Short task
Print the complete set of entries exactly.

Listing
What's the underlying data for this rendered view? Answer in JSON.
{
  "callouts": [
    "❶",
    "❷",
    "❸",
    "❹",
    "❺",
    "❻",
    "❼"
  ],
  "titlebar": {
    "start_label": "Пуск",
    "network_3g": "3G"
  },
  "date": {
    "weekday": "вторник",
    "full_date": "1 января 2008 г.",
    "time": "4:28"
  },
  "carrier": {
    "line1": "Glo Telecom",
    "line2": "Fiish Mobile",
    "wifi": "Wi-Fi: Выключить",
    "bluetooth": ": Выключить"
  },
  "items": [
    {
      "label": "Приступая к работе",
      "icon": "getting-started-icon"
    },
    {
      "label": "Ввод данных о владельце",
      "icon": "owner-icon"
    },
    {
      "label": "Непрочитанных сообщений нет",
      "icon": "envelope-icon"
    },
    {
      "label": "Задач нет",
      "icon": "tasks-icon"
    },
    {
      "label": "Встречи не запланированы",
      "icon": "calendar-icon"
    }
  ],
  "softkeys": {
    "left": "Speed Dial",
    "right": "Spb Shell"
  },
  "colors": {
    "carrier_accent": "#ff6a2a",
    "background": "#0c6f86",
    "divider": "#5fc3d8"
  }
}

Response to the task
What's the underlying data for this rendered view? Answer in JSON.
{
  "callouts": [
    "❶",
    "❷",
    "❸",
    "❹",
    "❺",
    "❻",
    "❼"
  ],
  "titlebar": {
    "start_label": "Пуск",
    "network_3g": "3G"
  },
  "date": {
    "weekday": "вторник",
    "full_date": "1 января 2008 г.",
    "time": "4:28"
  },
  "carrier": {
    "line1": "Glo Telecom",
    "line2": "Fiish Mobile",
    "wifi": "Wi-Fi: Выключить",
    "bluetooth": ": Выключить"
  },
  "items": [
    {
      "label": "Приступая к работе",
      "icon": "getting-started-icon"
    },
    {
      "label": "Ввод данных о владельце",
      "icon": "owner-icon"
    },
    {
      "label": "Непрочитанных сообщений нет",
      "icon": "envelope-icon"
    },
    {
      "label": "Задач нет",
      "icon": "tasks-icon"
    },
    {
      "label": "Встречи не запланированы",
      "icon": "calendar-icon"
    }
  ],
  "softkeys": {
    "left": "Speed Dial",
    "right": "Spb Shell"
  },
  "colors": {
    "carrier_accent": "#ff6a2a",
    "background": "#0c6f86",
    "divider": "#5fc3d8"
  }
}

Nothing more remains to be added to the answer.